= EXERCISE OBJECTIVE =
All entries are to be given again verbatim.

[Data entries]
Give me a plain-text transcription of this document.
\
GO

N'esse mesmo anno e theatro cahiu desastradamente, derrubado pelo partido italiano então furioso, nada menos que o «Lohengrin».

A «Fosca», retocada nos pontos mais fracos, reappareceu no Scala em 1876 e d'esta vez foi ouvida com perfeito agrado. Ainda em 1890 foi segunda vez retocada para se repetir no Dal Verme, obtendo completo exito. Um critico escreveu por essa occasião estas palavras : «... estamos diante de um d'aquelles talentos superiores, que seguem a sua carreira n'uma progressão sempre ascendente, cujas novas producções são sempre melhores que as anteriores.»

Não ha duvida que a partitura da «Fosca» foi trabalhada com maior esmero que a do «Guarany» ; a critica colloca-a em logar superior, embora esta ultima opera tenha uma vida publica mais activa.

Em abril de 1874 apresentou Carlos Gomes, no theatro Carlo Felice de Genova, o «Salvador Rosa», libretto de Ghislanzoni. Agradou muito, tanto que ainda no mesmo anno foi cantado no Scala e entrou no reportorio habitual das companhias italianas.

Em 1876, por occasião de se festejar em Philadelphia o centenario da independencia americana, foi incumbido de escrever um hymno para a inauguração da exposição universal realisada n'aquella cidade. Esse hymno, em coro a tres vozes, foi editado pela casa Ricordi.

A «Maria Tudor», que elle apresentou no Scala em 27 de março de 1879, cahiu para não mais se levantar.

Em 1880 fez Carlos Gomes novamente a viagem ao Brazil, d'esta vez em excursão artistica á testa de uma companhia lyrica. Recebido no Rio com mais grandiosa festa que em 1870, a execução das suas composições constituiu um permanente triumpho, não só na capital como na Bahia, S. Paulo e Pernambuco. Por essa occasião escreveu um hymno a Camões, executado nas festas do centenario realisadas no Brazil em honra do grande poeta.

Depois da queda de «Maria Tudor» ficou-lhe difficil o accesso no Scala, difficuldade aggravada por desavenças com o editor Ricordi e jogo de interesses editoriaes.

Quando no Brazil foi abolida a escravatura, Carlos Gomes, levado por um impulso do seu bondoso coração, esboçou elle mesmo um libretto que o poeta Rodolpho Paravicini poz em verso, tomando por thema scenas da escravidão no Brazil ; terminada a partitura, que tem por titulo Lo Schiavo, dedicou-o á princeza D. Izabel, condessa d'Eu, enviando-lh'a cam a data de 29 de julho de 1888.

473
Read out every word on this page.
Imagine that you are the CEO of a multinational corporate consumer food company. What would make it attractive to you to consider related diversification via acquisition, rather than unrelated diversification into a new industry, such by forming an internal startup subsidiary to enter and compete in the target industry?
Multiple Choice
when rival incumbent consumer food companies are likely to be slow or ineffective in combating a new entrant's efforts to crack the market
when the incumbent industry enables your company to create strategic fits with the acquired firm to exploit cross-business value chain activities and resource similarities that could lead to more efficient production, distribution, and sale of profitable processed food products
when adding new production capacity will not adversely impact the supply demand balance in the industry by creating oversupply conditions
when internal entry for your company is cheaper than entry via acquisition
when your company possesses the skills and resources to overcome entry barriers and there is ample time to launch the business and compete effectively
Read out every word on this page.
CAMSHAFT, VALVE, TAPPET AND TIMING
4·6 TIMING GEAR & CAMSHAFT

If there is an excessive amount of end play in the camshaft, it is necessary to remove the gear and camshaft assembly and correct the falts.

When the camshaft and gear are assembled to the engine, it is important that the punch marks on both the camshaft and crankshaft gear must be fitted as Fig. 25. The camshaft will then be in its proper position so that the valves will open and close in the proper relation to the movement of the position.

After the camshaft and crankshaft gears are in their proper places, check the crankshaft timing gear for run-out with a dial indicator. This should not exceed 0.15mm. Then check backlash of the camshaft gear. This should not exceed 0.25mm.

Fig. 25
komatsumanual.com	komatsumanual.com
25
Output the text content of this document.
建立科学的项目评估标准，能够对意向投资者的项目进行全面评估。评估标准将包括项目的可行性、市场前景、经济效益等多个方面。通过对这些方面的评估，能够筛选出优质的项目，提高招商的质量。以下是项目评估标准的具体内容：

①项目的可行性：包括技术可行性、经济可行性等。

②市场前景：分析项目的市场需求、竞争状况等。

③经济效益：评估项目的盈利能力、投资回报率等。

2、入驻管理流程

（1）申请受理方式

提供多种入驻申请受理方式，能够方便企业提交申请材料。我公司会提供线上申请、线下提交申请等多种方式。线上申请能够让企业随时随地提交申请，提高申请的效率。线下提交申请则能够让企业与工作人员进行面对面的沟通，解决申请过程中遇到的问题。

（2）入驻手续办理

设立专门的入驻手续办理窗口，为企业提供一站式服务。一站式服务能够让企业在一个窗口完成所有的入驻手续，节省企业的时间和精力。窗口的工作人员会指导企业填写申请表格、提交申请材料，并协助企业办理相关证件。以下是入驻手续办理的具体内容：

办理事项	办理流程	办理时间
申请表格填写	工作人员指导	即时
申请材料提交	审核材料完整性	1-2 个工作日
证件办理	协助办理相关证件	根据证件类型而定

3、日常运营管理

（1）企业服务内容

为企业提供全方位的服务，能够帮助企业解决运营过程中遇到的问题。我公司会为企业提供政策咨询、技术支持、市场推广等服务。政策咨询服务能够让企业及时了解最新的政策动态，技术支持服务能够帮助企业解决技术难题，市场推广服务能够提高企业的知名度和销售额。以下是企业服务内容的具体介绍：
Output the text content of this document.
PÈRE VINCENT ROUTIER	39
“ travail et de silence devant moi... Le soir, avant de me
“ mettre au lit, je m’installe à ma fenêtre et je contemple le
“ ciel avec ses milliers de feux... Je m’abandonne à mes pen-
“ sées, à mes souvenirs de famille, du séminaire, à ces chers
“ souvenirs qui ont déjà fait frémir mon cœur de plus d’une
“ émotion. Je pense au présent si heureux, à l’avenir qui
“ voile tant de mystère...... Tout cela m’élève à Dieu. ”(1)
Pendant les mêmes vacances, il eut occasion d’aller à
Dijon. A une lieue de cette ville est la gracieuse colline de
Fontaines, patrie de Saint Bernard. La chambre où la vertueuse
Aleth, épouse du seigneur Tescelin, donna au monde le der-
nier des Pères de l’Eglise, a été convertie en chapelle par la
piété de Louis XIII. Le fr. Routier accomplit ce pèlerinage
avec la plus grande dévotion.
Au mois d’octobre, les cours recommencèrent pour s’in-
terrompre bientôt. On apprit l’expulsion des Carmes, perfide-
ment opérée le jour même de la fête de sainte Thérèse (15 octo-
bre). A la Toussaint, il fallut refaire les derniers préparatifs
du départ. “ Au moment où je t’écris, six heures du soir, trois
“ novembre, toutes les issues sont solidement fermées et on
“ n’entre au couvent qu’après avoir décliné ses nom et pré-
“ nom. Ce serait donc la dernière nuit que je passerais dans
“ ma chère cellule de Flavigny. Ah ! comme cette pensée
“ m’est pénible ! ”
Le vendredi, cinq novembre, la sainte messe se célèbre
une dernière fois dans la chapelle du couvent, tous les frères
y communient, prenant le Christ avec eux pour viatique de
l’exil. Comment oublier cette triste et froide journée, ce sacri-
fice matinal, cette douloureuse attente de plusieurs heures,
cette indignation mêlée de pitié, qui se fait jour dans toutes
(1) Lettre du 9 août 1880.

= EXERCISE RESULT =
Give me a plain-text transcription of this document.
\
GO

N'esse mesmo anno e theatro cahiu desastradamente, derrubado pelo partido italiano então furioso, nada menos que o «Lohengrin».

A «Fosca», retocada nos pontos mais fracos, reappareceu no Scala em 1876 e d'esta vez foi ouvida com perfeito agrado. Ainda em 1890 foi segunda vez retocada para se repetir no Dal Verme, obtendo completo exito. Um critico escreveu por essa occasião estas palavras : «... estamos diante de um d'aquelles talentos superiores, que seguem a sua carreira n'uma progressão sempre ascendente, cujas novas producções são sempre melhores que as anteriores.»

Não ha duvida que a partitura da «Fosca» foi trabalhada com maior esmero que a do «Guarany» ; a critica colloca-a em logar superior, embora esta ultima opera tenha uma vida publica mais activa.

Em abril de 1874 apresentou Carlos Gomes, no theatro Carlo Felice de Genova, o «Salvador Rosa», libretto de Ghislanzoni. Agradou muito, tanto que ainda no mesmo anno foi cantado no Scala e entrou no reportorio habitual das companhias italianas.

Em 1876, por occasião de se festejar em Philadelphia o centenario da independencia americana, foi incumbido de escrever um hymno para a inauguração da exposição universal realisada n'aquella cidade. Esse hymno, em coro a tres vozes, foi editado pela casa Ricordi.

A «Maria Tudor», que elle apresentou no Scala em 27 de março de 1879, cahiu para não mais se levantar.

Em 1880 fez Carlos Gomes novamente a viagem ao Brazil, d'esta vez em excursão artistica á testa de uma companhia lyrica. Recebido no Rio com mais grandiosa festa que em 1870, a execução das suas composições constituiu um permanente triumpho, não só na capital como na Bahia, S. Paulo e Pernambuco. Por essa occasião escreveu um hymno a Camões, executado nas festas do centenario realisadas no Brazil em honra do grande poeta.

Depois da queda de «Maria Tudor» ficou-lhe difficil o accesso no Scala, difficuldade aggravada por desavenças com o editor Ricordi e jogo de interesses editoriaes.

Quando no Brazil foi abolida a escravatura, Carlos Gomes, levado por um impulso do seu bondoso coração, esboçou elle mesmo um libretto que o poeta Rodolpho Paravicini poz em verso, tomando por thema scenas da escravidão no Brazil ; terminada a partitura, que tem por titulo Lo Schiavo, dedicou-o á princeza D. Izabel, condessa d'Eu, enviando-lh'a cam a data de 29 de julho de 1888.

473
Read out every word on this page.
Imagine that you are the CEO of a multinational corporate consumer food company. What would make it attractive to you to consider related diversification via acquisition, rather than unrelated diversification into a new industry, such by forming an internal startup subsidiary to enter and compete in the target industry?
Multiple Choice
when rival incumbent consumer food companies are likely to be slow or ineffective in combating a new entrant's efforts to crack the market
when the incumbent industry enables your company to create strategic fits with the acquired firm to exploit cross-business value chain activities and resource similarities that could lead to more efficient production, distribution, and sale of profitable processed food products
when adding new production capacity will not adversely impact the supply demand balance in the industry by creating oversupply conditions
when internal entry for your company is cheaper than entry via acquisition
when your company possesses the skills and resources to overcome entry barriers and there is ample time to launch the business and compete effectively
Read out every word on this page.
CAMSHAFT, VALVE, TAPPET AND TIMING
4·6 TIMING GEAR & CAMSHAFT

If there is an excessive amount of end play in the camshaft, it is necessary to remove the gear and camshaft assembly and correct the falts.

When the camshaft and gear are assembled to the engine, it is important that the punch marks on both the camshaft and crankshaft gear must be fitted as Fig. 25. The camshaft will then be in its proper position so that the valves will open and close in the proper relation to the movement of the position.

After the camshaft and crankshaft gears are in their proper places, check the crankshaft timing gear for run-out with a dial indicator. This should not exceed 0.15mm. Then check backlash of the camshaft gear. This should not exceed 0.25mm.

Fig. 25
komatsumanual.com	komatsumanual.com
25
Output the text content of this document.
建立科学的项目评估标准，能够对意向投资者的项目进行全面评估。评估标准将包括项目的可行性、市场前景、经济效益等多个方面。通过对这些方面的评估，能够筛选出优质的项目，提高招商的质量。以下是项目评估标准的具体内容：

①项目的可行性：包括技术可行性、经济可行性等。

②市场前景：分析项目的市场需求、竞争状况等。

③经济效益：评估项目的盈利能力、投资回报率等。

2、入驻管理流程

（1）申请受理方式

提供多种入驻申请受理方式，能够方便企业提交申请材料。我公司会提供线上申请、线下提交申请等多种方式。线上申请能够让企业随时随地提交申请，提高申请的效率。线下提交申请则能够让企业与工作人员进行面对面的沟通，解决申请过程中遇到的问题。

（2）入驻手续办理

设立专门的入驻手续办理窗口，为企业提供一站式服务。一站式服务能够让企业在一个窗口完成所有的入驻手续，节省企业的时间和精力。窗口的工作人员会指导企业填写申请表格、提交申请材料，并协助企业办理相关证件。以下是入驻手续办理的具体内容：

办理事项	办理流程	办理时间
申请表格填写	工作人员指导	即时
申请材料提交	审核材料完整性	1-2 个工作日
证件办理	协助办理相关证件	根据证件类型而定

3、日常运营管理

（1）企业服务内容

为企业提供全方位的服务，能够帮助企业解决运营过程中遇到的问题。我公司会为企业提供政策咨询、技术支持、市场推广等服务。政策咨询服务能够让企业及时了解最新的政策动态，技术支持服务能够帮助企业解决技术难题，市场推广服务能够提高企业的知名度和销售额。以下是企业服务内容的具体介绍：
Output the text content of this document.
PÈRE VINCENT ROUTIER	39
“ travail et de silence devant moi... Le soir, avant de me
“ mettre au lit, je m’installe à ma fenêtre et je contemple le
“ ciel avec ses milliers de feux... Je m’abandonne à mes pen-
“ sées, à mes souvenirs de famille, du séminaire, à ces chers
“ souvenirs qui ont déjà fait frémir mon cœur de plus d’une
“ émotion. Je pense au présent si heureux, à l’avenir qui
“ voile tant de mystère...... Tout cela m’élève à Dieu. ”(1)
Pendant les mêmes vacances, il eut occasion d’aller à
Dijon. A une lieue de cette ville est la gracieuse colline de
Fontaines, patrie de Saint Bernard. La chambre où la vertueuse
Aleth, épouse du seigneur Tescelin, donna au monde le der-
nier des Pères de l’Eglise, a été convertie en chapelle par la
piété de Louis XIII. Le fr. Routier accomplit ce pèlerinage
avec la plus grande dévotion.
Au mois d’octobre, les cours recommencèrent pour s’in-
terrompre bientôt. On apprit l’expulsion des Carmes, perfide-
ment opérée le jour même de la fête de sainte Thérèse (15 octo-
bre). A la Toussaint, il fallut refaire les derniers préparatifs
du départ. “ Au moment où je t’écris, six heures du soir, trois
“ novembre, toutes les issues sont solidement fermées et on
“ n’entre au couvent qu’après avoir décliné ses nom et pré-
“ nom. Ce serait donc la dernière nuit que je passerais dans
“ ma chère cellule de Flavigny. Ah ! comme cette pensée
“ m’est pénible ! ”
Le vendredi, cinq novembre, la sainte messe se célèbre
une dernière fois dans la chapelle du couvent, tous les frères
y communient, prenant le Christ avec eux pour viatique de
l’exil. Comment oublier cette triste et froide journée, ce sacri-
fice matinal, cette douloureuse attente de plusieurs heures,
cette indignation mêlée de pitié, qui se fait jour dans toutes
(1) Lettre du 9 août 1880.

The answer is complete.